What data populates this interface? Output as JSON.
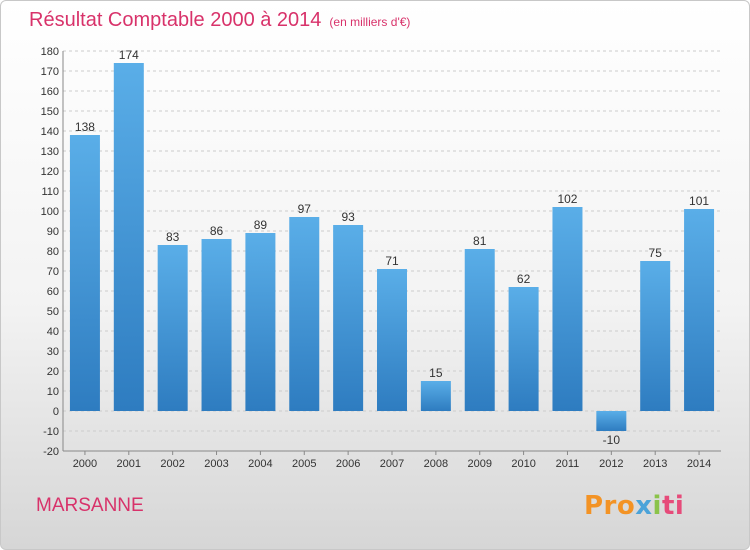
{
  "title": "Résultat Comptable 2000 à 2014",
  "subtitle": "(en milliers d'€)",
  "commune": "MARSANNE",
  "logo": {
    "p1": "Pro",
    "p2": "x",
    "p3": "i",
    "p4": "ti"
  },
  "colors": {
    "title": "#d8326a",
    "bar_top": "#5aaee8",
    "bar_bottom": "#2e7cc0"
  },
  "chart_data": {
    "type": "bar",
    "categories": [
      "2000",
      "2001",
      "2002",
      "2003",
      "2004",
      "2005",
      "2006",
      "2007",
      "2008",
      "2009",
      "2010",
      "2011",
      "2012",
      "2013",
      "2014"
    ],
    "values": [
      138,
      174,
      83,
      86,
      89,
      97,
      93,
      71,
      15,
      81,
      62,
      102,
      -10,
      75,
      101
    ],
    "value_labels": [
      "138",
      "174",
      "83",
      "86",
      "89",
      "97",
      "93",
      "71",
      "15",
      "81",
      "62",
      "102",
      "-10",
      "75",
      "101"
    ],
    "ylim": [
      -20,
      180
    ],
    "yticks": [
      -20,
      -10,
      0,
      10,
      20,
      30,
      40,
      50,
      60,
      70,
      80,
      90,
      100,
      110,
      120,
      130,
      140,
      150,
      160,
      170,
      180
    ],
    "grid": true
  }
}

· · · ·

_Written instruction:_ Without the pictures, write out the whole listing above exactly as it appears.

_Exercise solution:_
What data populates this interface? Output as JSON.
{
  "title": "Résultat Comptable 2000 à 2014",
  "subtitle": "(en milliers d'€)",
  "commune": "MARSANNE",
  "logo": {
    "p1": "Pro",
    "p2": "x",
    "p3": "i",
    "p4": "ti"
  },
  "colors": {
    "title": "#d8326a",
    "bar_top": "#5aaee8",
    "bar_bottom": "#2e7cc0"
  },
  "chart_data": {
    "type": "bar",
    "categories": [
      "2000",
      "2001",
      "2002",
      "2003",
      "2004",
      "2005",
      "2006",
      "2007",
      "2008",
      "2009",
      "2010",
      "2011",
      "2012",
      "2013",
      "2014"
    ],
    "values": [
      138,
      174,
      83,
      86,
      89,
      97,
      93,
      71,
      15,
      81,
      62,
      102,
      -10,
      75,
      101
    ],
    "value_labels": [
      "138",
      "174",
      "83",
      "86",
      "89",
      "97",
      "93",
      "71",
      "15",
      "81",
      "62",
      "102",
      "-10",
      "75",
      "101"
    ],
    "ylim": [
      -20,
      180
    ],
    "yticks": [
      -20,
      -10,
      0,
      10,
      20,
      30,
      40,
      50,
      60,
      70,
      80,
      90,
      100,
      110,
      120,
      130,
      140,
      150,
      160,
      170,
      180
    ],
    "grid": true
  }
}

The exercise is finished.